## START Excerpted data
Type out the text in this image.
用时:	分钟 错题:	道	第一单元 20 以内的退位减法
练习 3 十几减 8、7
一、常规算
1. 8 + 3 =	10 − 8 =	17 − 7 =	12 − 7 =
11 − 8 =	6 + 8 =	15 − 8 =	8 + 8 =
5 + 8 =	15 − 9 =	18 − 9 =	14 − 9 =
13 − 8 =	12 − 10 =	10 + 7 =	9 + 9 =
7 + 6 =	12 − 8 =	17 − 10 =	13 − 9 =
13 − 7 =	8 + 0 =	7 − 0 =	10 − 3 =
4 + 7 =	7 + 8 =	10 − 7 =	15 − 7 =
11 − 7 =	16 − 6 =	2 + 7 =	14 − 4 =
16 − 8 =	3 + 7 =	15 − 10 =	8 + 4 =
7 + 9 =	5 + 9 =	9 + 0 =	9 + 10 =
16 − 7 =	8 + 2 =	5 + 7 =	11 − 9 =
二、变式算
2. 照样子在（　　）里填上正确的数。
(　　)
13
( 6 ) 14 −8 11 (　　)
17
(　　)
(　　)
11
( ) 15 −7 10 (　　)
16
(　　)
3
## END Excerpted data
## What you need to do
Repeat back the data above, exact to the last character.

## Result
Type out the text in this image.
用时:	分钟 错题:	道	第一单元 20 以内的退位减法
练习 3 十几减 8、7
一、常规算
1. 8 + 3 =	10 − 8 =	17 − 7 =	12 − 7 =
11 − 8 =	6 + 8 =	15 − 8 =	8 + 8 =
5 + 8 =	15 − 9 =	18 − 9 =	14 − 9 =
13 − 8 =	12 − 10 =	10 + 7 =	9 + 9 =
7 + 6 =	12 − 8 =	17 − 10 =	13 − 9 =
13 − 7 =	8 + 0 =	7 − 0 =	10 − 3 =
4 + 7 =	7 + 8 =	10 − 7 =	15 − 7 =
11 − 7 =	16 − 6 =	2 + 7 =	14 − 4 =
16 − 8 =	3 + 7 =	15 − 10 =	8 + 4 =
7 + 9 =	5 + 9 =	9 + 0 =	9 + 10 =
16 − 7 =	8 + 2 =	5 + 7 =	11 − 9 =
二、变式算
2. 照样子在（　　）里填上正确的数。
(　　)
13
( 6 ) 14 −8 11 (　　)
17
(　　)
(　　)
11
( ) 15 −7 10 (　　)
16
(　　)
3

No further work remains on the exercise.